§ TASK INSTRUCTIONS
Output all records precisely as written.

__________

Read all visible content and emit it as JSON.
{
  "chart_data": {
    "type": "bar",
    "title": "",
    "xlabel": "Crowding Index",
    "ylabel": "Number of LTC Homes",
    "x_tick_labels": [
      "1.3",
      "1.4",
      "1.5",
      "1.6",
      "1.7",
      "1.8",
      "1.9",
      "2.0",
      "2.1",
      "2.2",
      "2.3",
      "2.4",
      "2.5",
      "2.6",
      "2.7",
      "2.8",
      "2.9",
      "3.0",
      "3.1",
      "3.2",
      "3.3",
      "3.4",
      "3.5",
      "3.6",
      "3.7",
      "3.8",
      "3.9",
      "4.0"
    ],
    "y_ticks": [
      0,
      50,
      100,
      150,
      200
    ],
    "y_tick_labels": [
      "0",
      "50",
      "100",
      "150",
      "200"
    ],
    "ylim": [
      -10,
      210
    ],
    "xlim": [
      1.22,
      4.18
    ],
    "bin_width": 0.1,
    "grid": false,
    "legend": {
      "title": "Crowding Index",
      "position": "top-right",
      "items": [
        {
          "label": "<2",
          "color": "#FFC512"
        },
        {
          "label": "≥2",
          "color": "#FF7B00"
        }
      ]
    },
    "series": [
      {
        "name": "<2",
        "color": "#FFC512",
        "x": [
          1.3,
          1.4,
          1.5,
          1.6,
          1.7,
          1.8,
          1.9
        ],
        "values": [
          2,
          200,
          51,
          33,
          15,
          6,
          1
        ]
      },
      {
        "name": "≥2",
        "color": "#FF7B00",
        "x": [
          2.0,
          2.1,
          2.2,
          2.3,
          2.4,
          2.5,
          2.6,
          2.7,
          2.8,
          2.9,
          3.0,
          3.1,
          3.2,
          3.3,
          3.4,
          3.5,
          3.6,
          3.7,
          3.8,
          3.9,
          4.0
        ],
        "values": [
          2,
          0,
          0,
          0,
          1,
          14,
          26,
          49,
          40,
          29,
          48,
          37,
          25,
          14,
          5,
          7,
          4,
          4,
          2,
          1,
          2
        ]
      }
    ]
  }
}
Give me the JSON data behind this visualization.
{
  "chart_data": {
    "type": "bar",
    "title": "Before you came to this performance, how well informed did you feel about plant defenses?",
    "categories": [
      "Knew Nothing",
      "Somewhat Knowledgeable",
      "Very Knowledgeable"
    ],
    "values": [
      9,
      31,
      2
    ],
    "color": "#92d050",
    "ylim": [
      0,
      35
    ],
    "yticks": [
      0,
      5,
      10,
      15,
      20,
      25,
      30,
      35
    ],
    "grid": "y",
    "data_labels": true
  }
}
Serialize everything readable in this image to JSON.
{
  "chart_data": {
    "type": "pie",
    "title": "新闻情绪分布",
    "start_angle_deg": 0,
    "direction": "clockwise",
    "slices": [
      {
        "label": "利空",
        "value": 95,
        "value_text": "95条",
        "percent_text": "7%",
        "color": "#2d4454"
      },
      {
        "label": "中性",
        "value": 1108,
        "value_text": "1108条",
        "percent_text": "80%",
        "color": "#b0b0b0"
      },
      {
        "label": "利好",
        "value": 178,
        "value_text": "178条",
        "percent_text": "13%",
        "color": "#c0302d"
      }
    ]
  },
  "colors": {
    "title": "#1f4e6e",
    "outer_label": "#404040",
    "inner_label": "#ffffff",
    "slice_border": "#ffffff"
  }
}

__________

§ IN RESPONSE
Read all visible content and emit it as JSON.
{
  "chart_data": {
    "type": "bar",
    "title": "",
    "xlabel": "Crowding Index",
    "ylabel": "Number of LTC Homes",
    "x_tick_labels": [
      "1.3",
      "1.4",
      "1.5",
      "1.6",
      "1.7",
      "1.8",
      "1.9",
      "2.0",
      "2.1",
      "2.2",
      "2.3",
      "2.4",
      "2.5",
      "2.6",
      "2.7",
      "2.8",
      "2.9",
      "3.0",
      "3.1",
      "3.2",
      "3.3",
      "3.4",
      "3.5",
      "3.6",
      "3.7",
      "3.8",
      "3.9",
      "4.0"
    ],
    "y_ticks": [
      0,
      50,
      100,
      150,
      200
    ],
    "y_tick_labels": [
      "0",
      "50",
      "100",
      "150",
      "200"
    ],
    "ylim": [
      -10,
      210
    ],
    "xlim": [
      1.22,
      4.18
    ],
    "bin_width": 0.1,
    "grid": false,
    "legend": {
      "title": "Crowding Index",
      "position": "top-right",
      "items": [
        {
          "label": "<2",
          "color": "#FFC512"
        },
        {
          "label": "≥2",
          "color": "#FF7B00"
        }
      ]
    },
    "series": [
      {
        "name": "<2",
        "color": "#FFC512",
        "x": [
          1.3,
          1.4,
          1.5,
          1.6,
          1.7,
          1.8,
          1.9
        ],
        "values": [
          2,
          200,
          51,
          33,
          15,
          6,
          1
        ]
      },
      {
        "name": "≥2",
        "color": "#FF7B00",
        "x": [
          2.0,
          2.1,
          2.2,
          2.3,
          2.4,
          2.5,
          2.6,
          2.7,
          2.8,
          2.9,
          3.0,
          3.1,
          3.2,
          3.3,
          3.4,
          3.5,
          3.6,
          3.7,
          3.8,
          3.9,
          4.0
        ],
        "values": [
          2,
          0,
          0,
          0,
          1,
          14,
          26,
          49,
          40,
          29,
          48,
          37,
          25,
          14,
          5,
          7,
          4,
          4,
          2,
          1,
          2
        ]
      }
    ]
  }
}
Give me the JSON data behind this visualization.
{
  "chart_data": {
    "type": "bar",
    "title": "Before you came to this performance, how well informed did you feel about plant defenses?",
    "categories": [
      "Knew Nothing",
      "Somewhat Knowledgeable",
      "Very Knowledgeable"
    ],
    "values": [
      9,
      31,
      2
    ],
    "color": "#92d050",
    "ylim": [
      0,
      35
    ],
    "yticks": [
      0,
      5,
      10,
      15,
      20,
      25,
      30,
      35
    ],
    "grid": "y",
    "data_labels": true
  }
}
Serialize everything readable in this image to JSON.
{
  "chart_data": {
    "type": "pie",
    "title": "新闻情绪分布",
    "start_angle_deg": 0,
    "direction": "clockwise",
    "slices": [
      {
        "label": "利空",
        "value": 95,
        "value_text": "95条",
        "percent_text": "7%",
        "color": "#2d4454"
      },
      {
        "label": "中性",
        "value": 1108,
        "value_text": "1108条",
        "percent_text": "80%",
        "color": "#b0b0b0"
      },
      {
        "label": "利好",
        "value": 178,
        "value_text": "178条",
        "percent_text": "13%",
        "color": "#c0302d"
      }
    ]
  },
  "colors": {
    "title": "#1f4e6e",
    "outer_label": "#404040",
    "inner_label": "#ffffff",
    "slice_border": "#ffffff"
  }
}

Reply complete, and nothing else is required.